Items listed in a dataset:

┄┄┄┄┄┄┄┄┄┄┄┄┄┄┄┄┄┄┄┄

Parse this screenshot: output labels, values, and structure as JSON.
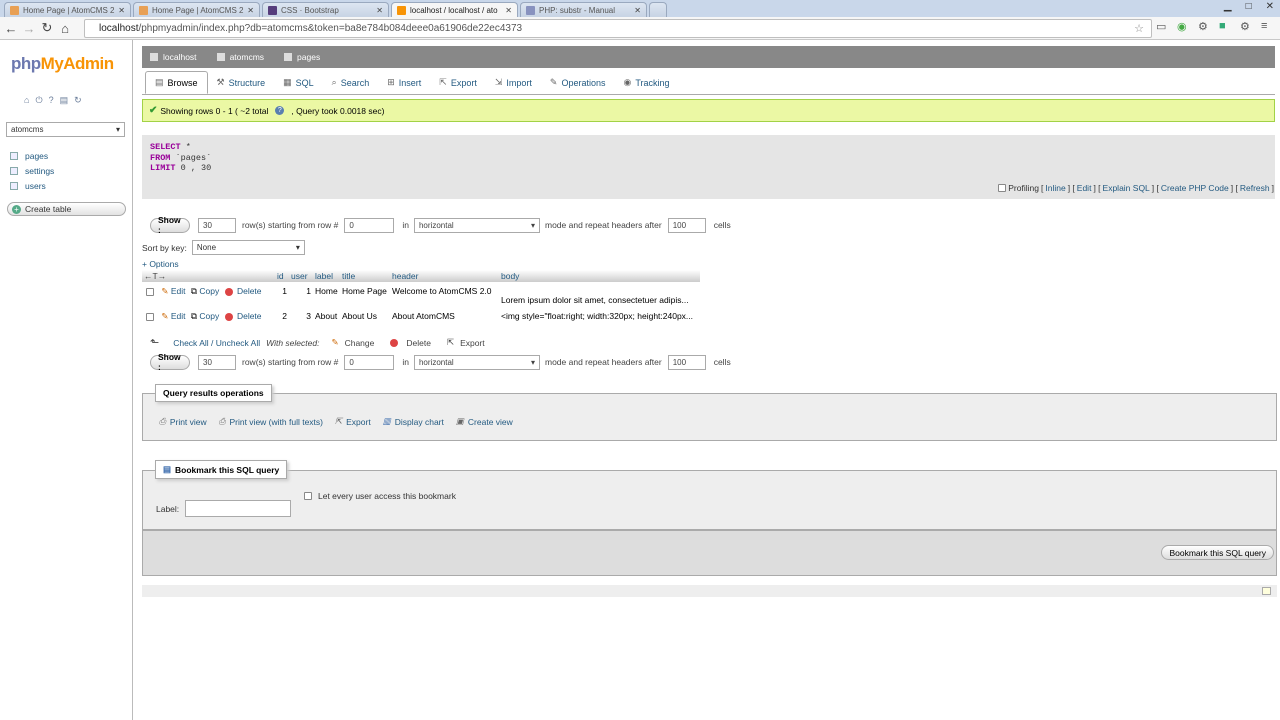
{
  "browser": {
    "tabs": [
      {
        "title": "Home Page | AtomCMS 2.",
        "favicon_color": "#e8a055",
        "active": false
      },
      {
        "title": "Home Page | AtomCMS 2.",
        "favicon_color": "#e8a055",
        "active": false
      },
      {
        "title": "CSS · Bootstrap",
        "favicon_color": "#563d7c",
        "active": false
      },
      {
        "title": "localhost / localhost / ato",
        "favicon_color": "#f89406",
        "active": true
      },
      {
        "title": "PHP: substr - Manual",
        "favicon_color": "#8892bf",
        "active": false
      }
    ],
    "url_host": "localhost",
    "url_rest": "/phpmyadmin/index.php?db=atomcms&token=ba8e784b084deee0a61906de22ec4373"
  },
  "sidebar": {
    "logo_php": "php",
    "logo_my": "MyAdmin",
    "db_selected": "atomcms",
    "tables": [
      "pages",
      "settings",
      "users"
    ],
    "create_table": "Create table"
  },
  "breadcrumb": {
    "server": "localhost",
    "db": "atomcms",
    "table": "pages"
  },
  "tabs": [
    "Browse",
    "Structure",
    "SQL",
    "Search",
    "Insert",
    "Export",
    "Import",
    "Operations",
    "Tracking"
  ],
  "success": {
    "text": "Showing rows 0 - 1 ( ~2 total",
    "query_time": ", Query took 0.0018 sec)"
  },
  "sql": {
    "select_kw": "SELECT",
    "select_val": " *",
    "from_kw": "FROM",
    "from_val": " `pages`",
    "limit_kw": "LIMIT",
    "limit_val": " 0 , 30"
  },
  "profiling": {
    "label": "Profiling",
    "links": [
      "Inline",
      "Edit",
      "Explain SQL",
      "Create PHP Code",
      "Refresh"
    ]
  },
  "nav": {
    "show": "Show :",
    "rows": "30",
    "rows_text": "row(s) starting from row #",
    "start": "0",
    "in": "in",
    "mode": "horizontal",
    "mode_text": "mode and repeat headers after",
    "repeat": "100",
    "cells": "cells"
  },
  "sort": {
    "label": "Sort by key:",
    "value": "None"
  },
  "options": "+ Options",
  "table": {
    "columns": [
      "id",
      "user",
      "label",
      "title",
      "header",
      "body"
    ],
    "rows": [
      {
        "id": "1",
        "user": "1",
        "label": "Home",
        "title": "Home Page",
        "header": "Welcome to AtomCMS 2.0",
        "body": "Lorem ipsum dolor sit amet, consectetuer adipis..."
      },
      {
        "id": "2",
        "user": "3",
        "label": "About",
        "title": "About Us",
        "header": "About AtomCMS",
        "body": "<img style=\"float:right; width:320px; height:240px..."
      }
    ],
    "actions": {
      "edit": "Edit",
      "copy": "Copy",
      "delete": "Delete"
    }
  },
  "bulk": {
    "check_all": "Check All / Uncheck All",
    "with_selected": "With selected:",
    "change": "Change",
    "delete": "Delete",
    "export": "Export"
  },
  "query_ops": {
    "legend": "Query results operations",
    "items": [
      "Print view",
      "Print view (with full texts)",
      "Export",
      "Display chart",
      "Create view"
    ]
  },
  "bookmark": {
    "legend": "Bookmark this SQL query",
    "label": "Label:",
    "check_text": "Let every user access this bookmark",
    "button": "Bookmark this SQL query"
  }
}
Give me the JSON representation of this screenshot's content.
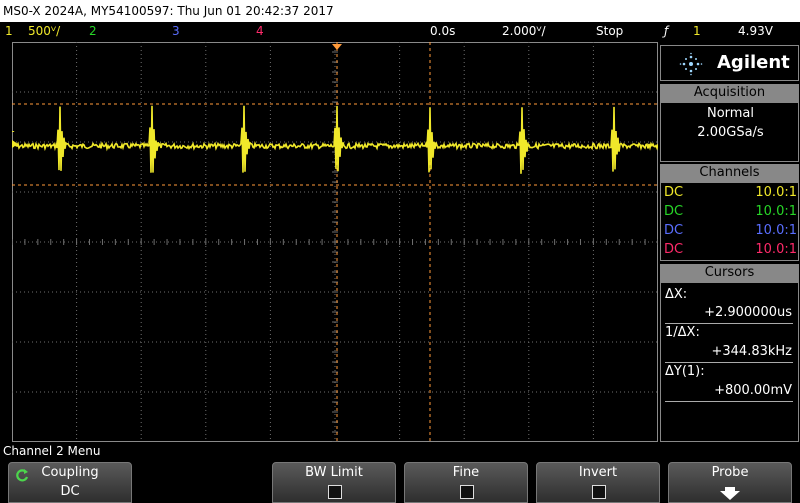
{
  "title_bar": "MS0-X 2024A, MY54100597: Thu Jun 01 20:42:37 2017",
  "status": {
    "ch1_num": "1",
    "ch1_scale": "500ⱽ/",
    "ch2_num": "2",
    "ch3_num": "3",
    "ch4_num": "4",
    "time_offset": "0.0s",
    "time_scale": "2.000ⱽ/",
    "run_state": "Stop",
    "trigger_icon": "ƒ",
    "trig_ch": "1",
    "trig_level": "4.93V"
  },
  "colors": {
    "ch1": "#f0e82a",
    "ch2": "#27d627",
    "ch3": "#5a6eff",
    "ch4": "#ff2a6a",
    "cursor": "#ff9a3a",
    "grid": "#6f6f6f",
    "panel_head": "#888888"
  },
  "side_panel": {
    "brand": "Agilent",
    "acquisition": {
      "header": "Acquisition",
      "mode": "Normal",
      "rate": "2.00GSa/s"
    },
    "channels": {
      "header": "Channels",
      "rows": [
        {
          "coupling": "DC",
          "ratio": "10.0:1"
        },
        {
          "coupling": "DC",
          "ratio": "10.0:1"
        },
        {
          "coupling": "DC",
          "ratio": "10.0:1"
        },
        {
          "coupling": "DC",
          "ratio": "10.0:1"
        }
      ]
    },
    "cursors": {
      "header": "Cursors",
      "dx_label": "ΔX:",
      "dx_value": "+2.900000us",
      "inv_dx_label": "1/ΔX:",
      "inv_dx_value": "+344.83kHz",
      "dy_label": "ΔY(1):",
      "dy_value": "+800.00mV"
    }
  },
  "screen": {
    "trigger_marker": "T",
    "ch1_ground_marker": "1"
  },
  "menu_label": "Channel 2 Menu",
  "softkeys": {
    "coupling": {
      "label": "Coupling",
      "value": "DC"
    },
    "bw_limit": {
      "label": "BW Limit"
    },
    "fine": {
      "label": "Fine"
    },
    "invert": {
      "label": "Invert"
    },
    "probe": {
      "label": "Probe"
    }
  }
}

┄┄┄┄┄┄┄┄┄┄┄┄┄┄┄┄┄┄┄┄

◆ **WRITTEN PROBLEM**
Reproduce all of the material above word for word. Omit the pictures.

◆ **RESULT**
Parse this screenshot: output labels, values, and structure as JSON.
{
  "browser": {
    "tabs": [
      {
        "title": "Home Page | AtomCMS 2.",
        "favicon_color": "#e8a055",
        "active": false
      },
      {
        "title": "Home Page | AtomCMS 2.",
        "favicon_color": "#e8a055",
        "active": false
      },
      {
        "title": "CSS · Bootstrap",
        "favicon_color": "#563d7c",
        "active": false
      },
      {
        "title": "localhost / localhost / ato",
        "favicon_color": "#f89406",
        "active": true
      },
      {
        "title": "PHP: substr - Manual",
        "favicon_color": "#8892bf",
        "active": false
      }
    ],
    "url_host": "localhost",
    "url_rest": "/phpmyadmin/index.php?db=atomcms&token=ba8e784b084deee0a61906de22ec4373"
  },
  "sidebar": {
    "logo_php": "php",
    "logo_my": "MyAdmin",
    "db_selected": "atomcms",
    "tables": [
      "pages",
      "settings",
      "users"
    ],
    "create_table": "Create table"
  },
  "breadcrumb": {
    "server": "localhost",
    "db": "atomcms",
    "table": "pages"
  },
  "tabs": [
    "Browse",
    "Structure",
    "SQL",
    "Search",
    "Insert",
    "Export",
    "Import",
    "Operations",
    "Tracking"
  ],
  "success": {
    "text": "Showing rows 0 - 1 ( ~2 total",
    "query_time": ", Query took 0.0018 sec)"
  },
  "sql": {
    "select_kw": "SELECT",
    "select_val": " *",
    "from_kw": "FROM",
    "from_val": " `pages`",
    "limit_kw": "LIMIT",
    "limit_val": " 0 , 30"
  },
  "profiling": {
    "label": "Profiling",
    "links": [
      "Inline",
      "Edit",
      "Explain SQL",
      "Create PHP Code",
      "Refresh"
    ]
  },
  "nav": {
    "show": "Show :",
    "rows": "30",
    "rows_text": "row(s) starting from row #",
    "start": "0",
    "in": "in",
    "mode": "horizontal",
    "mode_text": "mode and repeat headers after",
    "repeat": "100",
    "cells": "cells"
  },
  "sort": {
    "label": "Sort by key:",
    "value": "None"
  },
  "options": "+ Options",
  "table": {
    "columns": [
      "id",
      "user",
      "label",
      "title",
      "header",
      "body"
    ],
    "rows": [
      {
        "id": "1",
        "user": "1",
        "label": "Home",
        "title": "Home Page",
        "header": "Welcome to AtomCMS 2.0",
        "body": "Lorem ipsum dolor sit amet, consectetuer adipis..."
      },
      {
        "id": "2",
        "user": "3",
        "label": "About",
        "title": "About Us",
        "header": "About AtomCMS",
        "body": "<img style=\"float:right; width:320px; height:240px..."
      }
    ],
    "actions": {
      "edit": "Edit",
      "copy": "Copy",
      "delete": "Delete"
    }
  },
  "bulk": {
    "check_all": "Check All / Uncheck All",
    "with_selected": "With selected:",
    "change": "Change",
    "delete": "Delete",
    "export": "Export"
  },
  "query_ops": {
    "legend": "Query results operations",
    "items": [
      "Print view",
      "Print view (with full texts)",
      "Export",
      "Display chart",
      "Create view"
    ]
  },
  "bookmark": {
    "legend": "Bookmark this SQL query",
    "label": "Label:",
    "check_text": "Let every user access this bookmark",
    "button": "Bookmark this SQL query"
  }
}
Give me the JSON representation of this screenshot's content.
{
  "title_bar": "MS0-X 2024A, MY54100597: Thu Jun 01 20:42:37 2017",
  "status": {
    "ch1_num": "1",
    "ch1_scale": "500ⱽ/",
    "ch2_num": "2",
    "ch3_num": "3",
    "ch4_num": "4",
    "time_offset": "0.0s",
    "time_scale": "2.000ⱽ/",
    "run_state": "Stop",
    "trigger_icon": "ƒ",
    "trig_ch": "1",
    "trig_level": "4.93V"
  },
  "colors": {
    "ch1": "#f0e82a",
    "ch2": "#27d627",
    "ch3": "#5a6eff",
    "ch4": "#ff2a6a",
    "cursor": "#ff9a3a",
    "grid": "#6f6f6f",
    "panel_head": "#888888"
  },
  "side_panel": {
    "brand": "Agilent",
    "acquisition": {
      "header": "Acquisition",
      "mode": "Normal",
      "rate": "2.00GSa/s"
    },
    "channels": {
      "header": "Channels",
      "rows": [
        {
          "coupling": "DC",
          "ratio": "10.0:1"
        },
        {
          "coupling": "DC",
          "ratio": "10.0:1"
        },
        {
          "coupling": "DC",
          "ratio": "10.0:1"
        },
        {
          "coupling": "DC",
          "ratio": "10.0:1"
        }
      ]
    },
    "cursors": {
      "header": "Cursors",
      "dx_label": "ΔX:",
      "dx_value": "+2.900000us",
      "inv_dx_label": "1/ΔX:",
      "inv_dx_value": "+344.83kHz",
      "dy_label": "ΔY(1):",
      "dy_value": "+800.00mV"
    }
  },
  "screen": {
    "trigger_marker": "T",
    "ch1_ground_marker": "1"
  },
  "menu_label": "Channel 2 Menu",
  "softkeys": {
    "coupling": {
      "label": "Coupling",
      "value": "DC"
    },
    "bw_limit": {
      "label": "BW Limit"
    },
    "fine": {
      "label": "Fine"
    },
    "invert": {
      "label": "Invert"
    },
    "probe": {
      "label": "Probe"
    }
  }
}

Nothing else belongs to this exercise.